— BEGIN Information supplied —

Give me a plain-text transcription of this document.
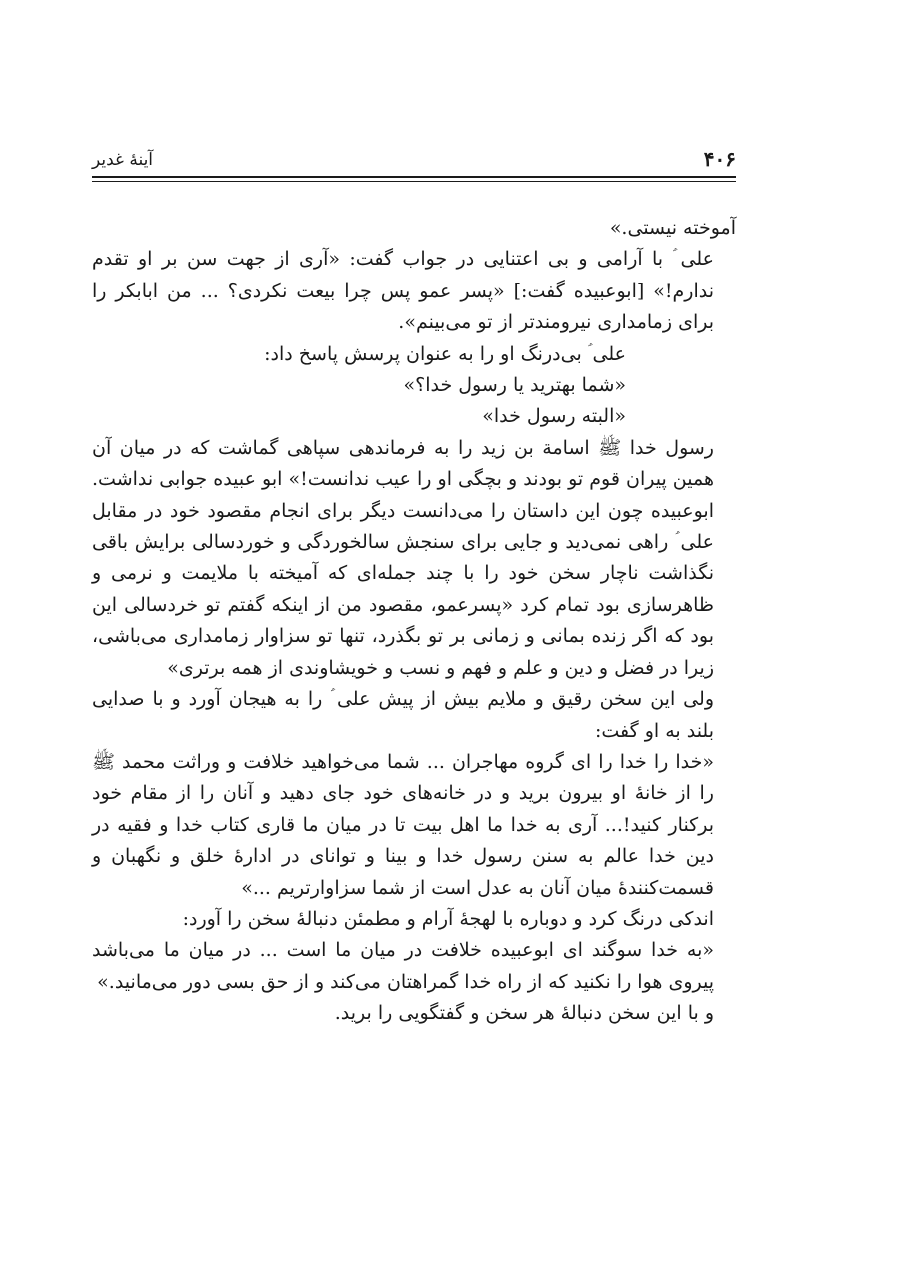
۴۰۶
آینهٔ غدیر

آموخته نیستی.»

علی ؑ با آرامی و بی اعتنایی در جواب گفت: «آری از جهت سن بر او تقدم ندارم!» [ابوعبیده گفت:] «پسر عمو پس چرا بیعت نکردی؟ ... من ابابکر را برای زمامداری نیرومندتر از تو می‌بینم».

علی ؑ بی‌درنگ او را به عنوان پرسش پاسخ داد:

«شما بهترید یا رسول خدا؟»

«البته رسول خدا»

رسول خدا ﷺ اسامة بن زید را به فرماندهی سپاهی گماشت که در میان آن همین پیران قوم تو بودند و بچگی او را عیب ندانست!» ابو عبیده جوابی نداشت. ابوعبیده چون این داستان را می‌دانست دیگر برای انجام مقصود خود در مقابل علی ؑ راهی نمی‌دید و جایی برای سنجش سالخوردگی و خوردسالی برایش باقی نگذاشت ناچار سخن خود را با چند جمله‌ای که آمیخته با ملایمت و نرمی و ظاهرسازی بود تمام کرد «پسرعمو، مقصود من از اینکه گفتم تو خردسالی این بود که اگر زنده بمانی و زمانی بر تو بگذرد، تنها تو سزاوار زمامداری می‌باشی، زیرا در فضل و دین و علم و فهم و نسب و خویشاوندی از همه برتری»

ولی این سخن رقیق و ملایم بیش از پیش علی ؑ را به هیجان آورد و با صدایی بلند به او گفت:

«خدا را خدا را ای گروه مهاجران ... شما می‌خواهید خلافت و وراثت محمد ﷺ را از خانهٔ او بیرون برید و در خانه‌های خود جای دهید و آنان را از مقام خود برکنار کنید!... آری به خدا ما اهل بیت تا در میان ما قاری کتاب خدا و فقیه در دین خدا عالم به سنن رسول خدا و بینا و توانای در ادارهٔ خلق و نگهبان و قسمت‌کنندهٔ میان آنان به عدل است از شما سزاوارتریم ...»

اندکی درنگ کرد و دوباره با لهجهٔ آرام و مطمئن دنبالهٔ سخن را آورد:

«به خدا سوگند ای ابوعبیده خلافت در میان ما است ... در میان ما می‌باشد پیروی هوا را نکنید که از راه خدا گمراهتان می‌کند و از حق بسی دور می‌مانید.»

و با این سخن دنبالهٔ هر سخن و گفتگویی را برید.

— END Information supplied —

- _Task statement_:
Write the entries above out again exactly, but not the pictures.

- _Solution for this problem_:
Give me a plain-text transcription of this document.
۴۰۶
آینهٔ غدیر

آموخته نیستی.»

علی ؑ با آرامی و بی اعتنایی در جواب گفت: «آری از جهت سن بر او تقدم ندارم!» [ابوعبیده گفت:] «پسر عمو پس چرا بیعت نکردی؟ ... من ابابکر را برای زمامداری نیرومندتر از تو می‌بینم».

علی ؑ بی‌درنگ او را به عنوان پرسش پاسخ داد:

«شما بهترید یا رسول خدا؟»

«البته رسول خدا»

رسول خدا ﷺ اسامة بن زید را به فرماندهی سپاهی گماشت که در میان آن همین پیران قوم تو بودند و بچگی او را عیب ندانست!» ابو عبیده جوابی نداشت. ابوعبیده چون این داستان را می‌دانست دیگر برای انجام مقصود خود در مقابل علی ؑ راهی نمی‌دید و جایی برای سنجش سالخوردگی و خوردسالی برایش باقی نگذاشت ناچار سخن خود را با چند جمله‌ای که آمیخته با ملایمت و نرمی و ظاهرسازی بود تمام کرد «پسرعمو، مقصود من از اینکه گفتم تو خردسالی این بود که اگر زنده بمانی و زمانی بر تو بگذرد، تنها تو سزاوار زمامداری می‌باشی، زیرا در فضل و دین و علم و فهم و نسب و خویشاوندی از همه برتری»

ولی این سخن رقیق و ملایم بیش از پیش علی ؑ را به هیجان آورد و با صدایی بلند به او گفت:

«خدا را خدا را ای گروه مهاجران ... شما می‌خواهید خلافت و وراثت محمد ﷺ را از خانهٔ او بیرون برید و در خانه‌های خود جای دهید و آنان را از مقام خود برکنار کنید!... آری به خدا ما اهل بیت تا در میان ما قاری کتاب خدا و فقیه در دین خدا عالم به سنن رسول خدا و بینا و توانای در ادارهٔ خلق و نگهبان و قسمت‌کنندهٔ میان آنان به عدل است از شما سزاوارتریم ...»

اندکی درنگ کرد و دوباره با لهجهٔ آرام و مطمئن دنبالهٔ سخن را آورد:

«به خدا سوگند ای ابوعبیده خلافت در میان ما است ... در میان ما می‌باشد پیروی هوا را نکنید که از راه خدا گمراهتان می‌کند و از حق بسی دور می‌مانید.»

و با این سخن دنبالهٔ هر سخن و گفتگویی را برید.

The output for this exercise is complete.